Will you write out all the entries below exactly?
BEGIN INPUT MATERIAL
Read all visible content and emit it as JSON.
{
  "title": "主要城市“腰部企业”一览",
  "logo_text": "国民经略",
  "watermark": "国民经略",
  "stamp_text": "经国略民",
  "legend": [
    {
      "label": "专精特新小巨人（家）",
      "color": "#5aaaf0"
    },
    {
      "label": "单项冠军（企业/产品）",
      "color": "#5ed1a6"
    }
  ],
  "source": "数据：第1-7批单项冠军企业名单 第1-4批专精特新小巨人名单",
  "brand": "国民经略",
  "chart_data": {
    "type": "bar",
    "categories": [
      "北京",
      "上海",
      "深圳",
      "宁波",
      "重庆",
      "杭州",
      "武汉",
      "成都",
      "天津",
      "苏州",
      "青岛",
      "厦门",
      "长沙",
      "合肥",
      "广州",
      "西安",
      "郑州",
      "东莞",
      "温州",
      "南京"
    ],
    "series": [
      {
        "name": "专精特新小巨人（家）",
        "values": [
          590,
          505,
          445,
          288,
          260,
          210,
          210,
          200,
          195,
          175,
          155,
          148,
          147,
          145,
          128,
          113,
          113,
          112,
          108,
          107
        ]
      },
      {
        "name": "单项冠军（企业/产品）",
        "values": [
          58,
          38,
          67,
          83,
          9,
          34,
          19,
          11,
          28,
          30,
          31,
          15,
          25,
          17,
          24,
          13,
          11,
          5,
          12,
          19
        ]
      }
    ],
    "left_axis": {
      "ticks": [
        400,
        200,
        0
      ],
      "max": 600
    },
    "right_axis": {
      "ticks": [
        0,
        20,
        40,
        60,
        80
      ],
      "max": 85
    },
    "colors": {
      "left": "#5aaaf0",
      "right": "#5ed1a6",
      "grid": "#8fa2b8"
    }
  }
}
END INPUT MATERIAL
OUTPUT FOR THIS EXERCISE:
Read all visible content and emit it as JSON.
{
  "title": "主要城市“腰部企业”一览",
  "logo_text": "国民经略",
  "watermark": "国民经略",
  "stamp_text": "经国略民",
  "legend": [
    {
      "label": "专精特新小巨人（家）",
      "color": "#5aaaf0"
    },
    {
      "label": "单项冠军（企业/产品）",
      "color": "#5ed1a6"
    }
  ],
  "source": "数据：第1-7批单项冠军企业名单 第1-4批专精特新小巨人名单",
  "brand": "国民经略",
  "chart_data": {
    "type": "bar",
    "categories": [
      "北京",
      "上海",
      "深圳",
      "宁波",
      "重庆",
      "杭州",
      "武汉",
      "成都",
      "天津",
      "苏州",
      "青岛",
      "厦门",
      "长沙",
      "合肥",
      "广州",
      "西安",
      "郑州",
      "东莞",
      "温州",
      "南京"
    ],
    "series": [
      {
        "name": "专精特新小巨人（家）",
        "values": [
          590,
          505,
          445,
          288,
          260,
          210,
          210,
          200,
          195,
          175,
          155,
          148,
          147,
          145,
          128,
          113,
          113,
          112,
          108,
          107
        ]
      },
      {
        "name": "单项冠军（企业/产品）",
        "values": [
          58,
          38,
          67,
          83,
          9,
          34,
          19,
          11,
          28,
          30,
          31,
          15,
          25,
          17,
          24,
          13,
          11,
          5,
          12,
          19
        ]
      }
    ],
    "left_axis": {
      "ticks": [
        400,
        200,
        0
      ],
      "max": 600
    },
    "right_axis": {
      "ticks": [
        0,
        20,
        40,
        60,
        80
      ],
      "max": 85
    },
    "colors": {
      "left": "#5aaaf0",
      "right": "#5ed1a6",
      "grid": "#8fa2b8"
    }
  }
}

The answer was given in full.